- Request -
Identify the lines that contain the word "wählen" and copy each one.

- Records from a data collection -
● ● ● ● ●

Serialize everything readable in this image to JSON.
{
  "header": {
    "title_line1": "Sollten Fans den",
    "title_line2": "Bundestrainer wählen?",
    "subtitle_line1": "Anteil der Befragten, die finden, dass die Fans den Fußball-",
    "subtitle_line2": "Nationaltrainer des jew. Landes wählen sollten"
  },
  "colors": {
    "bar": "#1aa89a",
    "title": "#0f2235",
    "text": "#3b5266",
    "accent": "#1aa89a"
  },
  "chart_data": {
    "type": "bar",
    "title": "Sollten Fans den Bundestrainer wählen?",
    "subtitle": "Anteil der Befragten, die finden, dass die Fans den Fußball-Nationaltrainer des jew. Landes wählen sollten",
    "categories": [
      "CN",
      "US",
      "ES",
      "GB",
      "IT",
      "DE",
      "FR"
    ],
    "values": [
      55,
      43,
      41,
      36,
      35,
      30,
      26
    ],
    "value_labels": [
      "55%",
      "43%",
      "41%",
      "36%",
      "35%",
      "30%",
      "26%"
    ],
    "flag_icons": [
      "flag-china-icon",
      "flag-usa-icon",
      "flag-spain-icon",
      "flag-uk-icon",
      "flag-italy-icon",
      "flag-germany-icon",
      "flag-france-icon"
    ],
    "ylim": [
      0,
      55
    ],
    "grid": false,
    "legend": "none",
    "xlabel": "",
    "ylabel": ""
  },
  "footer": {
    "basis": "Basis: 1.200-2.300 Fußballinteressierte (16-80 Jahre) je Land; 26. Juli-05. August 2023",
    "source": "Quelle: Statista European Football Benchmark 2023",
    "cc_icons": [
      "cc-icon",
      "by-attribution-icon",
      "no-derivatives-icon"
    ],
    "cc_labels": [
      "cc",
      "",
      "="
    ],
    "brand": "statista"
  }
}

● ● ● ● ●

- Worked solution -
    "title_line2": "Bundestrainer wählen?",
    "subtitle_line2": "Nationaltrainer des jew. Landes wählen sollten"
    "title": "Sollten Fans den Bundestrainer wählen?",
    "subtitle": "Anteil der Befragten, die finden, dass die Fans den Fußball-Nationaltrainer des jew. Landes wählen sollten",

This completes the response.